* EXERCISE DIRECTIONS *
From the listing below, select every line where the word "optical" appears.

* STORED RECORDS *

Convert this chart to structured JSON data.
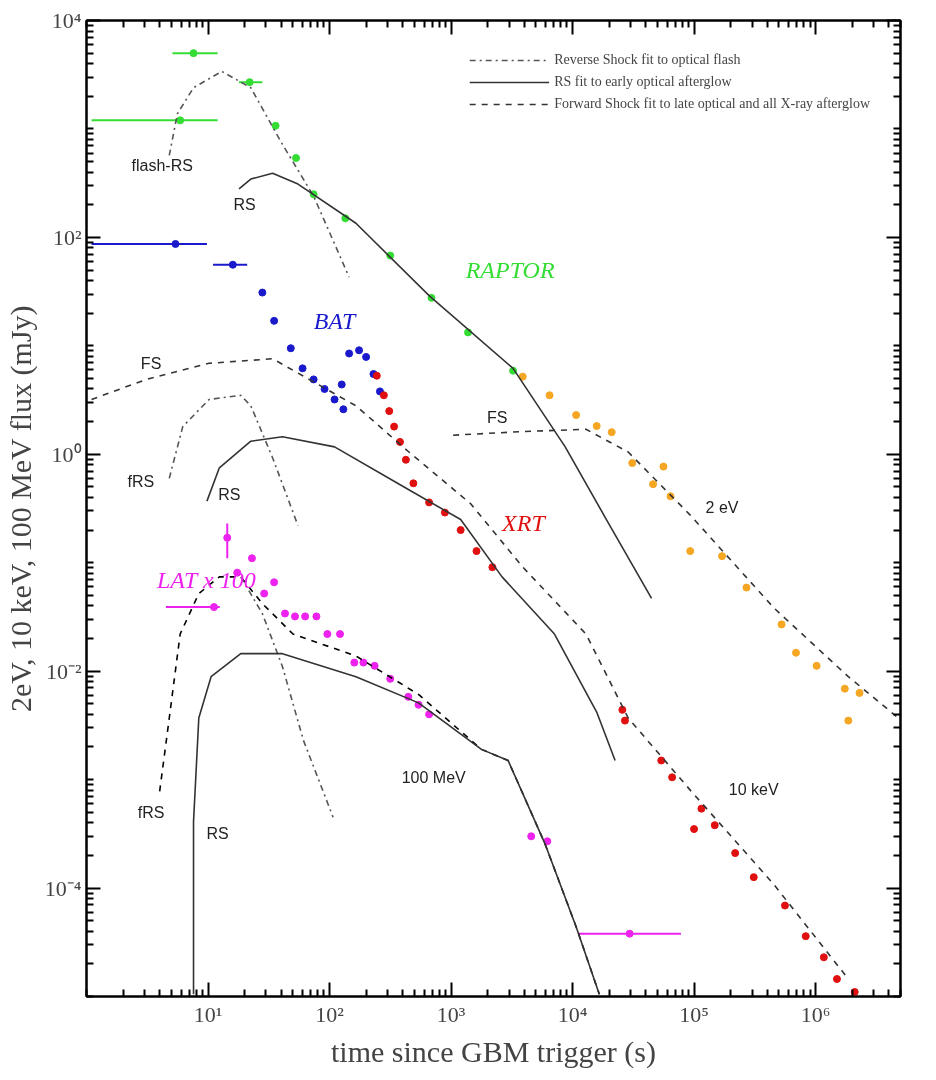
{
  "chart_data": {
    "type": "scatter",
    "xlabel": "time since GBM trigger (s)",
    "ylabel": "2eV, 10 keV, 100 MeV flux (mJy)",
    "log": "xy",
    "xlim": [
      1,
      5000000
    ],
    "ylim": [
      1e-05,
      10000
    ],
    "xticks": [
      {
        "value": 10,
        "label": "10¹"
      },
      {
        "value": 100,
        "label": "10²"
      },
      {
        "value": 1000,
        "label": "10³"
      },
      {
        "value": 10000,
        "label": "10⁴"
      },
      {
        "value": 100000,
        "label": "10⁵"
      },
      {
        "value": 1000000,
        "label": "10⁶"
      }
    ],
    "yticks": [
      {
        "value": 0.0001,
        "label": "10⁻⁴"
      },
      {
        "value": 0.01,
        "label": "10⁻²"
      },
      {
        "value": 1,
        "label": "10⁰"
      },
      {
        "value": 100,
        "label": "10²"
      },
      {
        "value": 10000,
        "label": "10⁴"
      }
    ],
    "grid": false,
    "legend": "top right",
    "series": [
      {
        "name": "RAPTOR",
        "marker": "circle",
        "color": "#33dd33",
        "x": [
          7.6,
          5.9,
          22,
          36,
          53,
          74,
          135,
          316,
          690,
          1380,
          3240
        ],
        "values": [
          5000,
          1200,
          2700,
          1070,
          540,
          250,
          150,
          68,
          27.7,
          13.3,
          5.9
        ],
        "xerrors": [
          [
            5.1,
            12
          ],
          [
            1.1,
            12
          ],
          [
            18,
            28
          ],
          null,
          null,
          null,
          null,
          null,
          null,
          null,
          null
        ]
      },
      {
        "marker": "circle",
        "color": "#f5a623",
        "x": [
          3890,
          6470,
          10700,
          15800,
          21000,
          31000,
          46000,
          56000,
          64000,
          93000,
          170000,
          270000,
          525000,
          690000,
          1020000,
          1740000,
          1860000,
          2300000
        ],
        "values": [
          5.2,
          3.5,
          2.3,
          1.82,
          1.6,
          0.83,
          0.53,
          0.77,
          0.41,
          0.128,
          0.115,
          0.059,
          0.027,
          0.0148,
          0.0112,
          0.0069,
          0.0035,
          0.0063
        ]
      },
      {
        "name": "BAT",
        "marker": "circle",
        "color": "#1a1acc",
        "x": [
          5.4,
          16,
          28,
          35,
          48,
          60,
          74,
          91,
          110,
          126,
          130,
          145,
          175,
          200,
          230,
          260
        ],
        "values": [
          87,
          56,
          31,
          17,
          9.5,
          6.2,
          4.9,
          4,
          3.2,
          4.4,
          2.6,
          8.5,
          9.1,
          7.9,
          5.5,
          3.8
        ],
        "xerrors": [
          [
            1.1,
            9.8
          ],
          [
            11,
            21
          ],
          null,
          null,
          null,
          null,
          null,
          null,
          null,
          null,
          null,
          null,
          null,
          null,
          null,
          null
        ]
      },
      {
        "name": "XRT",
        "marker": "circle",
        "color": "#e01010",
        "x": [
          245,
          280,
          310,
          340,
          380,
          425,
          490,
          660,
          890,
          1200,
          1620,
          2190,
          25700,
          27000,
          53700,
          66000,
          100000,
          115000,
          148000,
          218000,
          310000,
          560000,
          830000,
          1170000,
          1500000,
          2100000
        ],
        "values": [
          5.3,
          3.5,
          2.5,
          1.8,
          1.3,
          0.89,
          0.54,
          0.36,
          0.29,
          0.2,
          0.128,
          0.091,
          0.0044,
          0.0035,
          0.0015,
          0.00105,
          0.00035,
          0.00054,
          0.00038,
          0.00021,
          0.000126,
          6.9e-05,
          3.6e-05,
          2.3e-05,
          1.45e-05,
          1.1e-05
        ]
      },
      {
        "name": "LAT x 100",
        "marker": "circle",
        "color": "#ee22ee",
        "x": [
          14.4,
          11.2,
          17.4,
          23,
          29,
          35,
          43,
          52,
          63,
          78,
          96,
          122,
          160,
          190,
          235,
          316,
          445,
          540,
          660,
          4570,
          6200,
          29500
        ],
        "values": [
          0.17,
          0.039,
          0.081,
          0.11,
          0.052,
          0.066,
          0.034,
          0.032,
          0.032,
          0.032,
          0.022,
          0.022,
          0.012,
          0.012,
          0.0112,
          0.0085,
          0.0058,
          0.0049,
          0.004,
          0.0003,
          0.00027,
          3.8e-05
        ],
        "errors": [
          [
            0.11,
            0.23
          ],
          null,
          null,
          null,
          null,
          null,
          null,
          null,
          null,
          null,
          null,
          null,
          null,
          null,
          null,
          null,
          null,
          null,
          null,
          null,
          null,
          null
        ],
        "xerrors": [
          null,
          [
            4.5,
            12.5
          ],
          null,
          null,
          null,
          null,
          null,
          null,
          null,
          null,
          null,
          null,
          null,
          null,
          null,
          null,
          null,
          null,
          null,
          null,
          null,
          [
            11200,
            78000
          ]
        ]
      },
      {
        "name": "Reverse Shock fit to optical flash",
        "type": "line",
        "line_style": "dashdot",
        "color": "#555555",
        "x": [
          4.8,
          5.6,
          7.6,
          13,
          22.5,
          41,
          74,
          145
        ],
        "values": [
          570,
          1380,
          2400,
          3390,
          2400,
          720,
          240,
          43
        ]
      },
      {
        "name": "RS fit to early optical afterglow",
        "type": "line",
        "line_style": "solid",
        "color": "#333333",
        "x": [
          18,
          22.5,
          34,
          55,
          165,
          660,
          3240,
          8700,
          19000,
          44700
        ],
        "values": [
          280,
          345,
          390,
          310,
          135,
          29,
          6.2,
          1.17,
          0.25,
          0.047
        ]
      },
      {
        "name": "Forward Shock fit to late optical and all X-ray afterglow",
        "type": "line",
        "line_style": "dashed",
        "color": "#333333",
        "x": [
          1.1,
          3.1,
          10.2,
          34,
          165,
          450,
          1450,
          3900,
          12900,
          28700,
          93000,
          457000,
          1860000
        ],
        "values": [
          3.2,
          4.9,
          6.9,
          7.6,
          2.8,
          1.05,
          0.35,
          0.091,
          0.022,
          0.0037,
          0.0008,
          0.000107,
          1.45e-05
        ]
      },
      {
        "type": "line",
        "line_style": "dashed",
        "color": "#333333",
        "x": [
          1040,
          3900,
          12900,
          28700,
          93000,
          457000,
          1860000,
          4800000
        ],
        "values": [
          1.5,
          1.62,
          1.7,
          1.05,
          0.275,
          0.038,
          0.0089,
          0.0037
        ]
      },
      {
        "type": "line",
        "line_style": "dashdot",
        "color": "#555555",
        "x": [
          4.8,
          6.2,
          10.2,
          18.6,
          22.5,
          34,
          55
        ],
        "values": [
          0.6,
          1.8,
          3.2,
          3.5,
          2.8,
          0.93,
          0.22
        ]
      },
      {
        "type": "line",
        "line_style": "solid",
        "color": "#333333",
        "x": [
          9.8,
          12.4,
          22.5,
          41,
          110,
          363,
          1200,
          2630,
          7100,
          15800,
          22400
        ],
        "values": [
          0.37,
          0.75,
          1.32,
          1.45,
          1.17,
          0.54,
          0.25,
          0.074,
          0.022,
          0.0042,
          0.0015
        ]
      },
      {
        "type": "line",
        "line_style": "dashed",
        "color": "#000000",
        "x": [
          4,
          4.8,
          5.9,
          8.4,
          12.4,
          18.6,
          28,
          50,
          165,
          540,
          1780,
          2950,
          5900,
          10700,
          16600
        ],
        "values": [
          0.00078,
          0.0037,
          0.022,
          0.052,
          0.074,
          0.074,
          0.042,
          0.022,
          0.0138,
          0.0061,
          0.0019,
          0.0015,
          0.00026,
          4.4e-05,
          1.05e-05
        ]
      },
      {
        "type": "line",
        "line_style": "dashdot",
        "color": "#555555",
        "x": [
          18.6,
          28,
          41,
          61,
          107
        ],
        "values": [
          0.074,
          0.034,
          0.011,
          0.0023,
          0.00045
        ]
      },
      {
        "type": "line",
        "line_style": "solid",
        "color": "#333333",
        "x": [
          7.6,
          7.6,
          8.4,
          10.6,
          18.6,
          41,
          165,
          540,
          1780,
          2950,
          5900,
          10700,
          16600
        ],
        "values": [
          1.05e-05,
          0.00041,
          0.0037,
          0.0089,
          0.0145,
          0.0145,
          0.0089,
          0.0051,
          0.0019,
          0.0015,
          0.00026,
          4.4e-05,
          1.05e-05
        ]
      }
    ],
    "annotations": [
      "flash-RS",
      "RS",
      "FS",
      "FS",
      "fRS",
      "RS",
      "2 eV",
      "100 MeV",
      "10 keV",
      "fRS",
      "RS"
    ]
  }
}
...
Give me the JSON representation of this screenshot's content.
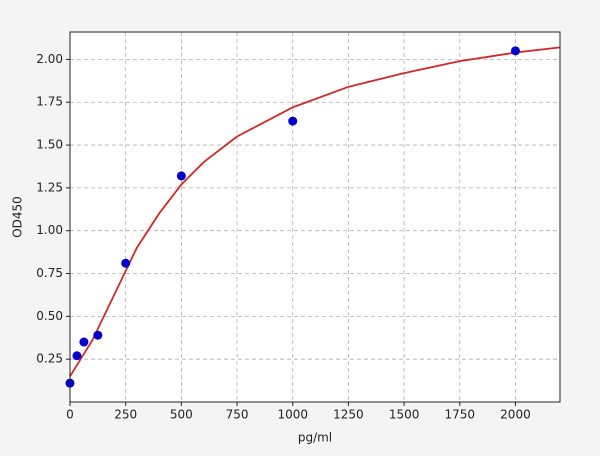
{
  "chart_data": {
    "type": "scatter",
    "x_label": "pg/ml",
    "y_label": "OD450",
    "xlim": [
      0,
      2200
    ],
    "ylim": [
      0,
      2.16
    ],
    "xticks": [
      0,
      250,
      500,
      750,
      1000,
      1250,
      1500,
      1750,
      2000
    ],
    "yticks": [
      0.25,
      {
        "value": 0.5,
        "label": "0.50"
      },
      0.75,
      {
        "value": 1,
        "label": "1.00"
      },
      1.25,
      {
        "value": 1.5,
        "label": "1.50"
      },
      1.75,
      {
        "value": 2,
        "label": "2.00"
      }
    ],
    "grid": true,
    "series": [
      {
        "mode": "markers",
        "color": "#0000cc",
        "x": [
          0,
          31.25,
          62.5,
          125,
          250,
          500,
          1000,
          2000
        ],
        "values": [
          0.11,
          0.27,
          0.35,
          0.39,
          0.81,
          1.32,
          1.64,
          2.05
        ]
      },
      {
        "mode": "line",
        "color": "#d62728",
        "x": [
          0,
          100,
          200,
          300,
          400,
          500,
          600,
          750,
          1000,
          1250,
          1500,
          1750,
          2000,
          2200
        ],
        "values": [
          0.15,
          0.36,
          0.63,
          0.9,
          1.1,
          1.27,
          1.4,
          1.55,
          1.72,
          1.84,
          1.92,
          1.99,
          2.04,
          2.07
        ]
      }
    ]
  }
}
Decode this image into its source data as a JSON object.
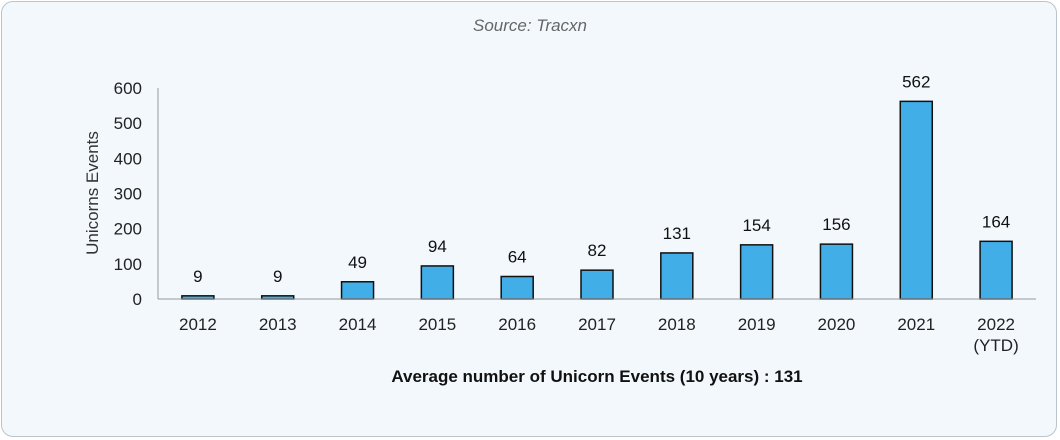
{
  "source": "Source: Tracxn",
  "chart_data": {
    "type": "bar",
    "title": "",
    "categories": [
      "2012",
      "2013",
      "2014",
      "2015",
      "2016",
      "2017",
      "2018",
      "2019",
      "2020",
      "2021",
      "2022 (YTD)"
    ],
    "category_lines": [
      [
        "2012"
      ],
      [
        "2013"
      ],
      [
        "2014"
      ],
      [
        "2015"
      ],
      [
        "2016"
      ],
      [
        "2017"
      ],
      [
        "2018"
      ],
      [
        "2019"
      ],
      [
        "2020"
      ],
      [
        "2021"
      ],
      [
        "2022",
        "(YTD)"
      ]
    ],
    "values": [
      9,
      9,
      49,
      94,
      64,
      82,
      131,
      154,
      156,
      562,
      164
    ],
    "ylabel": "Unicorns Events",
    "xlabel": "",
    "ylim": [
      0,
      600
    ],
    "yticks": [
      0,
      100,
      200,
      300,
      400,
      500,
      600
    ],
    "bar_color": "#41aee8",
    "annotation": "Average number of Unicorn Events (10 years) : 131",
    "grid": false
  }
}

* OUTPUT FOR THIS EXERCISE *
        "name": "Reverse Shock fit to optical flash",
        "name": "RS fit to early optical afterglow",
        "name": "Forward Shock fit to late optical and all X-ray afterglow",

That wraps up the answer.